• Task directions: Which lines contain the string "внешний"? Please list every one of them.

• Dataset entries:
========================================================================

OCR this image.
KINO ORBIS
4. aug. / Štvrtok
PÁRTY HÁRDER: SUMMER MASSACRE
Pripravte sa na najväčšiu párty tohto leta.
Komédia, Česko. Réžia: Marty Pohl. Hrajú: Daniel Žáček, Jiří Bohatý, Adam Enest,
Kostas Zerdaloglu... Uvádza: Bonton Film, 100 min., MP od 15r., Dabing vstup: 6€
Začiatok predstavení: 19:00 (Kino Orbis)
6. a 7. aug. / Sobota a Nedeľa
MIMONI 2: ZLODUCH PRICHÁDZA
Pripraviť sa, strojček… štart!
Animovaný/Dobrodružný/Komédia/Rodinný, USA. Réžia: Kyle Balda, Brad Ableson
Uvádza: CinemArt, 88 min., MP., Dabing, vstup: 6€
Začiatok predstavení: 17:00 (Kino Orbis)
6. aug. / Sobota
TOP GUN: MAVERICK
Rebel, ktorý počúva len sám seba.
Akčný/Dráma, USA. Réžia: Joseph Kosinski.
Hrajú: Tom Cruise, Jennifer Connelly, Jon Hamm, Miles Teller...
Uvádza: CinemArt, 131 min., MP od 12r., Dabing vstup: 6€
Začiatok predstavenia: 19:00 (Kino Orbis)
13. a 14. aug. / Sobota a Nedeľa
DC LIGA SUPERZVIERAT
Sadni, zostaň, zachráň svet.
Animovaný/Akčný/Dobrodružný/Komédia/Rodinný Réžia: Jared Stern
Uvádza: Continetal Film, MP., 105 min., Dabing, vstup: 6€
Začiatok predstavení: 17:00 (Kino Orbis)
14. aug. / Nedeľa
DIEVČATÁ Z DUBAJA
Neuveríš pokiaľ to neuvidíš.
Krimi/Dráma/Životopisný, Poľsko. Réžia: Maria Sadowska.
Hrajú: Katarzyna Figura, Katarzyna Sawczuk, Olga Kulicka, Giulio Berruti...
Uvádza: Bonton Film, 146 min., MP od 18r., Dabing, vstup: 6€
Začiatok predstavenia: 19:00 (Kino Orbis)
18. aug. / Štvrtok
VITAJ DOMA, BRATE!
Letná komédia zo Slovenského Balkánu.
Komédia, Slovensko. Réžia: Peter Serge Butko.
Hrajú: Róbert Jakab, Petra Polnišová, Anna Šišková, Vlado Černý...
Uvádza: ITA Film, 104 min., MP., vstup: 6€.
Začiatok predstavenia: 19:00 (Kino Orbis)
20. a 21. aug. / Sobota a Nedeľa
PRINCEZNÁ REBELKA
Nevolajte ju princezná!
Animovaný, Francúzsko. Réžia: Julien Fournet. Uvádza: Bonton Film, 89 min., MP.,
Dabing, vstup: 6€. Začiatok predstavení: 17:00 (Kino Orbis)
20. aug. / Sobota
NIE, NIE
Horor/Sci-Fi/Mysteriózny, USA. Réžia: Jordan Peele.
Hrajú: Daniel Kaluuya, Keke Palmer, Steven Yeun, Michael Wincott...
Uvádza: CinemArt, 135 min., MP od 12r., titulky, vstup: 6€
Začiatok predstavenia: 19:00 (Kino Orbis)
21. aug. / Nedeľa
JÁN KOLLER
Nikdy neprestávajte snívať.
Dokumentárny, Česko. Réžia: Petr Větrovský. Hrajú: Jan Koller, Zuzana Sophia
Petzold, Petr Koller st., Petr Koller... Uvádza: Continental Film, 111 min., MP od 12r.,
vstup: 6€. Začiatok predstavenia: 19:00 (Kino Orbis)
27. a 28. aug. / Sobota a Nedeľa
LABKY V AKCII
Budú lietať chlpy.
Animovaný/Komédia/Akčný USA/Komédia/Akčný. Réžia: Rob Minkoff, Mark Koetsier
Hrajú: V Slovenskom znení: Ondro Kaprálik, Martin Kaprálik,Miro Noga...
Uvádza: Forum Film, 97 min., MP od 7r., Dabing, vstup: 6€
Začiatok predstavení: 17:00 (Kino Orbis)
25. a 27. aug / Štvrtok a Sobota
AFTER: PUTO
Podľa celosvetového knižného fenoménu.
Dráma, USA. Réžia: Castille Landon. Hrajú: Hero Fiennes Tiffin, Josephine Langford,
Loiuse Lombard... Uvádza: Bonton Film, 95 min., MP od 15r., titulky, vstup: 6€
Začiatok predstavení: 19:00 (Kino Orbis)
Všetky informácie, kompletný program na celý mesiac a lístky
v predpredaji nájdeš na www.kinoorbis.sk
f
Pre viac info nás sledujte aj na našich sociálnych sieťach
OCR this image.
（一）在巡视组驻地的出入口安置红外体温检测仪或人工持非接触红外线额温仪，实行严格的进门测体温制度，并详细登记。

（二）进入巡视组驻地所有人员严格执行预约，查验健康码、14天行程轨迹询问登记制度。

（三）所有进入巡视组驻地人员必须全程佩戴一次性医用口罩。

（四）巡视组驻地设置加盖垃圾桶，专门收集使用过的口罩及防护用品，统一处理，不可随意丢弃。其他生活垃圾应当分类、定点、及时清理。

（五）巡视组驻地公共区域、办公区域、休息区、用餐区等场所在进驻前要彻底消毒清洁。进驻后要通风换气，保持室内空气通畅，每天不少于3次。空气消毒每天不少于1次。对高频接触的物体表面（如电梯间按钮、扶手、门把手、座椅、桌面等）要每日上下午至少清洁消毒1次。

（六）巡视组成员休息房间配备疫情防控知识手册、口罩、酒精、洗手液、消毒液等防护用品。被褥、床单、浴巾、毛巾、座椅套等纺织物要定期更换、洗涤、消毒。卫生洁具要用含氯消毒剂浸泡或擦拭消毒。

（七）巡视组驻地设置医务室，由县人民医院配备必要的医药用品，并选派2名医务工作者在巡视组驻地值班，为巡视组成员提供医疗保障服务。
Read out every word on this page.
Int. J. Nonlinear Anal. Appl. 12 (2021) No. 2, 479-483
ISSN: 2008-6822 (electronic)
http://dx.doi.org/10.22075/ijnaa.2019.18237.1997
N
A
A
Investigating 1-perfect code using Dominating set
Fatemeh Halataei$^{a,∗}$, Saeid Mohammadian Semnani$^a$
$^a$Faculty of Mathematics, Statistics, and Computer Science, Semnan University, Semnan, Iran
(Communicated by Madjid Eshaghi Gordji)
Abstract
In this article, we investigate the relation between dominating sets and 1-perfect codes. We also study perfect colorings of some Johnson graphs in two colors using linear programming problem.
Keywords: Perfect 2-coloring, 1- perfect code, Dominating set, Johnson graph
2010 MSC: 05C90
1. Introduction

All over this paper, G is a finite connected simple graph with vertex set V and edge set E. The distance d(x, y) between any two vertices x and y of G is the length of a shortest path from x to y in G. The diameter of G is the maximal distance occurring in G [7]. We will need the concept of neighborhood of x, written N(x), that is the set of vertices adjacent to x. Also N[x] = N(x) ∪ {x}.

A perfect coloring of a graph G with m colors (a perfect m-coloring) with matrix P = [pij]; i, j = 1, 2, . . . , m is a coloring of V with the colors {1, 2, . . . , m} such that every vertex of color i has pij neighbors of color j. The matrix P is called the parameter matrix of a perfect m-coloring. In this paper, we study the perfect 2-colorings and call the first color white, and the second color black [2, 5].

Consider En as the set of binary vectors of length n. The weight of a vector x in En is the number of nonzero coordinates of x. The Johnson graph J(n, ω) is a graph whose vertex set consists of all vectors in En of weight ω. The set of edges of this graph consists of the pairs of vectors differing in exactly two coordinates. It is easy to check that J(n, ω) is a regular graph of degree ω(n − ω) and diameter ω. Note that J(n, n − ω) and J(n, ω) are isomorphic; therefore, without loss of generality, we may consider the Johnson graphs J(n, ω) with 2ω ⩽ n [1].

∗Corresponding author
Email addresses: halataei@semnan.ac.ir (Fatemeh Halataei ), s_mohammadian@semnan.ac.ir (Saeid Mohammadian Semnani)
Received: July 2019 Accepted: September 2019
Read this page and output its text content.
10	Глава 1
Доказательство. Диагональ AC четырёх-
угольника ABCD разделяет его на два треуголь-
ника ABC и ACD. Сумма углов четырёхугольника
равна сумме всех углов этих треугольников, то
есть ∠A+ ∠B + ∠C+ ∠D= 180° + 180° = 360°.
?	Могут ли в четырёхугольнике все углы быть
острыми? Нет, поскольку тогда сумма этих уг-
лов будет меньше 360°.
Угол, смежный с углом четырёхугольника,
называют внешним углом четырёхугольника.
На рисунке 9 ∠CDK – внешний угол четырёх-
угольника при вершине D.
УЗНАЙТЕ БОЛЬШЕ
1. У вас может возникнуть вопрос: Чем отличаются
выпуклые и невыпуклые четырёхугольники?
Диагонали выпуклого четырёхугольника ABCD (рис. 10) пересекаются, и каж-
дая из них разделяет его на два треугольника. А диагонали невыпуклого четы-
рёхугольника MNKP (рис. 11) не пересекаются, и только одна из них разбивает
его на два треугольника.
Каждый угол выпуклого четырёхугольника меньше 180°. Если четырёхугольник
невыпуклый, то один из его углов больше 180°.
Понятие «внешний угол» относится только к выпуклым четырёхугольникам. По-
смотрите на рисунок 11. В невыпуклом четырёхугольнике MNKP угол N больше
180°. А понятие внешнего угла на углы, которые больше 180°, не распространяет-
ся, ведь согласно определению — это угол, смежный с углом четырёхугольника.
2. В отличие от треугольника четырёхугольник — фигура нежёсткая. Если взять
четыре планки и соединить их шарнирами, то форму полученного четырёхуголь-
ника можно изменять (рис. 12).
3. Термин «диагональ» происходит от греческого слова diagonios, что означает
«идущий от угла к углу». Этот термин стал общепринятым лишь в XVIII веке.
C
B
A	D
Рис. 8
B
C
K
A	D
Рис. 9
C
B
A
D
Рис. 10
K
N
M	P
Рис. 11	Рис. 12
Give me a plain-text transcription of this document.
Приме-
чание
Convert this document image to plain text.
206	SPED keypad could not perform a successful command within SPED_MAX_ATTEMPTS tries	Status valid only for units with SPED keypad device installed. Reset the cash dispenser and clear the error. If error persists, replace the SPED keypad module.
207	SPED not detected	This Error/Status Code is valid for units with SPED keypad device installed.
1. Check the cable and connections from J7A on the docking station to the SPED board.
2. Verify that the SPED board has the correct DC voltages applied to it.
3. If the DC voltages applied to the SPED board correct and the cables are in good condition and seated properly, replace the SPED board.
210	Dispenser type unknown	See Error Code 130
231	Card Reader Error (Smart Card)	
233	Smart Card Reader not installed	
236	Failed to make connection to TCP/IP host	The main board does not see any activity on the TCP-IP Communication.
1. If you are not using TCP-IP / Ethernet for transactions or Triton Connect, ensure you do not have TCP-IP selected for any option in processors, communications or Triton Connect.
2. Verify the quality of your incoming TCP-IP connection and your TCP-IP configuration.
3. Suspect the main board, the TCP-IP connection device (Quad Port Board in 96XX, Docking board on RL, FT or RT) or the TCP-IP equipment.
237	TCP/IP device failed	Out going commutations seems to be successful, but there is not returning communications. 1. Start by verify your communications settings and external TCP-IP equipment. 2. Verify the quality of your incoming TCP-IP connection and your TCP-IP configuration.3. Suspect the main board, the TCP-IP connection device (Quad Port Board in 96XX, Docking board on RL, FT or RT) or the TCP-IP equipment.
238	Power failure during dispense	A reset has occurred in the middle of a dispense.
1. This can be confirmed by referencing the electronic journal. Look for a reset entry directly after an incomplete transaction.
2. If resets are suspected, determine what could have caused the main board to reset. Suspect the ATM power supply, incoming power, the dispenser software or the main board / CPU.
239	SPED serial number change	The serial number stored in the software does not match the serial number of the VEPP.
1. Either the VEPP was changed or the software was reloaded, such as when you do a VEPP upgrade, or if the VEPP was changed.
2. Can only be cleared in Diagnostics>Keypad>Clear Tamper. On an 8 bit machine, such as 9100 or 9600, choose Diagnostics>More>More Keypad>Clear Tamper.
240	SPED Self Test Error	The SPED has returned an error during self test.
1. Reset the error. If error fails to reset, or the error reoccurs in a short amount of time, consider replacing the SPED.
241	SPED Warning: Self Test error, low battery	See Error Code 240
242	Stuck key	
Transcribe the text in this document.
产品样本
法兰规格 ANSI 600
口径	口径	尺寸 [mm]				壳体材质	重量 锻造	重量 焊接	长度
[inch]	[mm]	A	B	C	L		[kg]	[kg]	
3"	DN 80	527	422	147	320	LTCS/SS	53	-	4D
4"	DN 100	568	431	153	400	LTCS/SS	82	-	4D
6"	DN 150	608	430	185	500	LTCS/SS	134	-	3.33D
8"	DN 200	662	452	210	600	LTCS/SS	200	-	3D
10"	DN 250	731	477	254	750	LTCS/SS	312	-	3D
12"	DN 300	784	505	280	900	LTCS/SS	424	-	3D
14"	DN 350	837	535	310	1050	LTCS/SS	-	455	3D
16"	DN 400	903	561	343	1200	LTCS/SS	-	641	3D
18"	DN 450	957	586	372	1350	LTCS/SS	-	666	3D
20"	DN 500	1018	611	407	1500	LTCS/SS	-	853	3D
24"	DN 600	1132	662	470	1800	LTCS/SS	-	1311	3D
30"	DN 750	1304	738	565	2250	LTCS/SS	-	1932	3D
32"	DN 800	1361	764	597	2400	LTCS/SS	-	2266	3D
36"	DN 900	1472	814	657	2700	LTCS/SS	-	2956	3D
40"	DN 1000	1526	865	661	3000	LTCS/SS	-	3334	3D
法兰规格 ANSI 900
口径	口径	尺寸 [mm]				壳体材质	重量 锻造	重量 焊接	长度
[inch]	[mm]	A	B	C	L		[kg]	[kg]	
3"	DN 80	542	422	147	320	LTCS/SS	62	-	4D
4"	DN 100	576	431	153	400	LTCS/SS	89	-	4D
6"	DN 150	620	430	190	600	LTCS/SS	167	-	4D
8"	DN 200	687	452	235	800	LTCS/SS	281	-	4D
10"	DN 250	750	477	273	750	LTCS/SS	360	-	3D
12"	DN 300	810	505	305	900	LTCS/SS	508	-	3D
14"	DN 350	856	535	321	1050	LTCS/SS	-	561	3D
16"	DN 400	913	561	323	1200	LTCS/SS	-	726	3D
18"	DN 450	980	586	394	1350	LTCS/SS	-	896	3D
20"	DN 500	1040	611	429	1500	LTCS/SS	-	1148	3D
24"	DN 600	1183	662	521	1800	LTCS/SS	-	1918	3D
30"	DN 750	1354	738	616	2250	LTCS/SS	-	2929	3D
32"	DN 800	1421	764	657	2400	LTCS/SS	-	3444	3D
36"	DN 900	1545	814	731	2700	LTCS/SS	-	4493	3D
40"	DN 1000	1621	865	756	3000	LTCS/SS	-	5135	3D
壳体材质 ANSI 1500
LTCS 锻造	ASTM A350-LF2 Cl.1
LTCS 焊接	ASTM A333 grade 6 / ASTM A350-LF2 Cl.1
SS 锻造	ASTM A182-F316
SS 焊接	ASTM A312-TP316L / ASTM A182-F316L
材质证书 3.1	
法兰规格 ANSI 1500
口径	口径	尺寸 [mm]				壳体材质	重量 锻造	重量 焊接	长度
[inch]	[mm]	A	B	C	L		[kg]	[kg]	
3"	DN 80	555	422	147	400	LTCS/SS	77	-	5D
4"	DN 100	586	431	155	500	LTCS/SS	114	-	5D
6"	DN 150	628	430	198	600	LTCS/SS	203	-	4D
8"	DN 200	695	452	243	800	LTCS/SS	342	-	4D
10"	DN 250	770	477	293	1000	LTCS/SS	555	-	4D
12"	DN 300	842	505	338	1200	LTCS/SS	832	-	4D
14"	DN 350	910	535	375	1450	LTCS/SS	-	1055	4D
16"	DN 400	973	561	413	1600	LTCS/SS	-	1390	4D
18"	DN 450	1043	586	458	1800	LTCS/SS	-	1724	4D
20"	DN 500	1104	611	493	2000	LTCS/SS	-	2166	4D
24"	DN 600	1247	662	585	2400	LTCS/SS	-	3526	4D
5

========================================================================

• Exercise solution:
На рисунке 9 ∠CDK – внешний угол четырёх-
Понятие «внешний угол» относится только к выпуклым четырёхугольникам. По-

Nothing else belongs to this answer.